------ DATA ENTRIES ------

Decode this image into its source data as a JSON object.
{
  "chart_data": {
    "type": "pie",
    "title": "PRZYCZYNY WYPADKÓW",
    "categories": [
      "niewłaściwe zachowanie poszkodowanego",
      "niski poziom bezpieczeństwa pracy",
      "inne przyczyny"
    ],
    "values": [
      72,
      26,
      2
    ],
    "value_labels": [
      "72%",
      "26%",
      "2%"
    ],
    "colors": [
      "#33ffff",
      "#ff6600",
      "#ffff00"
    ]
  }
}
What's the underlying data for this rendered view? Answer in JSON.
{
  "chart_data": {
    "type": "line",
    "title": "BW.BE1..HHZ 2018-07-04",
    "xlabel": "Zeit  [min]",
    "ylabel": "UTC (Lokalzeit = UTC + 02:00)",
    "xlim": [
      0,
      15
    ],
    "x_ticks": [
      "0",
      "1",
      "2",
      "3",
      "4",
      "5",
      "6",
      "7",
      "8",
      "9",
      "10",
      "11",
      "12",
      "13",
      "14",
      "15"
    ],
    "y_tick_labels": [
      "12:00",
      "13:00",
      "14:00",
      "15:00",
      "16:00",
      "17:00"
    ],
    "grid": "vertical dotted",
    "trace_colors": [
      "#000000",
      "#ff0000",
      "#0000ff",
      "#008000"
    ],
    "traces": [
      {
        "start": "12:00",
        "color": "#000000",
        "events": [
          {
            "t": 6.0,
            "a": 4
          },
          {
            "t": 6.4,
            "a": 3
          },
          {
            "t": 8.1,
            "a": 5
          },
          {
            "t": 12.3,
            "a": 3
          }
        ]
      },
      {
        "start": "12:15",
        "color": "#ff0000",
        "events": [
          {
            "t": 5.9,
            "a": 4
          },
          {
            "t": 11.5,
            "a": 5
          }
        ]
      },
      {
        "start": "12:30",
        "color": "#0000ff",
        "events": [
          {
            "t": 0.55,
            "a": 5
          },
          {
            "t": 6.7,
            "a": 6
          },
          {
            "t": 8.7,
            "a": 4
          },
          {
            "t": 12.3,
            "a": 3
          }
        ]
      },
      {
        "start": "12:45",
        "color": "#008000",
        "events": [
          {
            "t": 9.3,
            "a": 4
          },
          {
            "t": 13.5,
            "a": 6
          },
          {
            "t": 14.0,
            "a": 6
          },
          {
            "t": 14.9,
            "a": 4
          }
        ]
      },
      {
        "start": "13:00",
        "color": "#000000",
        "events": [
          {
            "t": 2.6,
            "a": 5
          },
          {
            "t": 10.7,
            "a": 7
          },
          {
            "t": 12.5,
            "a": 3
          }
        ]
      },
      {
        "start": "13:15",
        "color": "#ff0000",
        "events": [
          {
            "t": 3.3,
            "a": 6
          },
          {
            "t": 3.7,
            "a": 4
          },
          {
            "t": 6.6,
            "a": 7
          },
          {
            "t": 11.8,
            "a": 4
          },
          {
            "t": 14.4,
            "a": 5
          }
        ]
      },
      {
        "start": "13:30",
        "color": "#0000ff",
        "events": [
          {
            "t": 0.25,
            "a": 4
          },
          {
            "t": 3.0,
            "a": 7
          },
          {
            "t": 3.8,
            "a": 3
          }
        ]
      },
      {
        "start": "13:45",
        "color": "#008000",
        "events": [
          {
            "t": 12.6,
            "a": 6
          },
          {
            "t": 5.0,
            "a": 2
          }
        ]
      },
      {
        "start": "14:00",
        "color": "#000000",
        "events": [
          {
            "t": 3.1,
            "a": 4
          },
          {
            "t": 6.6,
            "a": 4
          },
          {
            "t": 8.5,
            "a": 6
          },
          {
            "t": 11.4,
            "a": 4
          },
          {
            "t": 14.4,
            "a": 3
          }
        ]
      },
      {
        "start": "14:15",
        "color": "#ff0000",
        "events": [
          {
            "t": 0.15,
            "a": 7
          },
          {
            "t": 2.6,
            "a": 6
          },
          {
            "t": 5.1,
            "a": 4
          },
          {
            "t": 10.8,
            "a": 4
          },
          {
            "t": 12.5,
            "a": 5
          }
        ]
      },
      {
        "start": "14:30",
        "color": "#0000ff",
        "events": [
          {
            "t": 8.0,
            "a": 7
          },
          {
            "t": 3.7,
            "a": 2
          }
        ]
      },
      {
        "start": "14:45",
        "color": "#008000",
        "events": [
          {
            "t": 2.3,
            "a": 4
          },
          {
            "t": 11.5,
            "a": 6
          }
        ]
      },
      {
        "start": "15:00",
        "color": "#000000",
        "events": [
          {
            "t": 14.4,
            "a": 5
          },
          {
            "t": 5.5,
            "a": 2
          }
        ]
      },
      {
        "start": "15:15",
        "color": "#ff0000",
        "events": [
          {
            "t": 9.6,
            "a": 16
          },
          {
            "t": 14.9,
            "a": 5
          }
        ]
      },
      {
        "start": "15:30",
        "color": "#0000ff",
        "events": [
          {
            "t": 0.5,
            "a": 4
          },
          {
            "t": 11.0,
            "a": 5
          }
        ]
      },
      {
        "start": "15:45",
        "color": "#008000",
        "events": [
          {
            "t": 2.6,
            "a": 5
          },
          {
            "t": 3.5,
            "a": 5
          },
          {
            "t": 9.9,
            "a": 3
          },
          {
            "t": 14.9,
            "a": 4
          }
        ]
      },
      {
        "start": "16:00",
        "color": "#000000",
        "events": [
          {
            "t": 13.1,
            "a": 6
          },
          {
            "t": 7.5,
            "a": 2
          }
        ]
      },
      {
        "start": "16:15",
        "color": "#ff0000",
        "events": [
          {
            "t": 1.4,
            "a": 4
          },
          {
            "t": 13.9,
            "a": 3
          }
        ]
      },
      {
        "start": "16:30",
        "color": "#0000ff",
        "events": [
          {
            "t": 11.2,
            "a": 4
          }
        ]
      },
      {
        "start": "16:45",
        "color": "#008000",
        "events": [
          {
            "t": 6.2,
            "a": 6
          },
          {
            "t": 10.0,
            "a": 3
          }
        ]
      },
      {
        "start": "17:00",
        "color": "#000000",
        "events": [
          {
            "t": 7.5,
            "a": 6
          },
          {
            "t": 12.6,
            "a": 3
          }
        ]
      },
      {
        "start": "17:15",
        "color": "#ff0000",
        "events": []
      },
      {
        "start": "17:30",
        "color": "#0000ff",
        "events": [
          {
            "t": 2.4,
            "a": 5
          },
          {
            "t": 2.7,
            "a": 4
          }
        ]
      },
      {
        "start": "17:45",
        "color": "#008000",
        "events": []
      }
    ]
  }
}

------

Take every line from the data that contains the word "this".

Decode this image into its source data as a JSON object.
What's the underlying data for this rendered view? Answer in JSON.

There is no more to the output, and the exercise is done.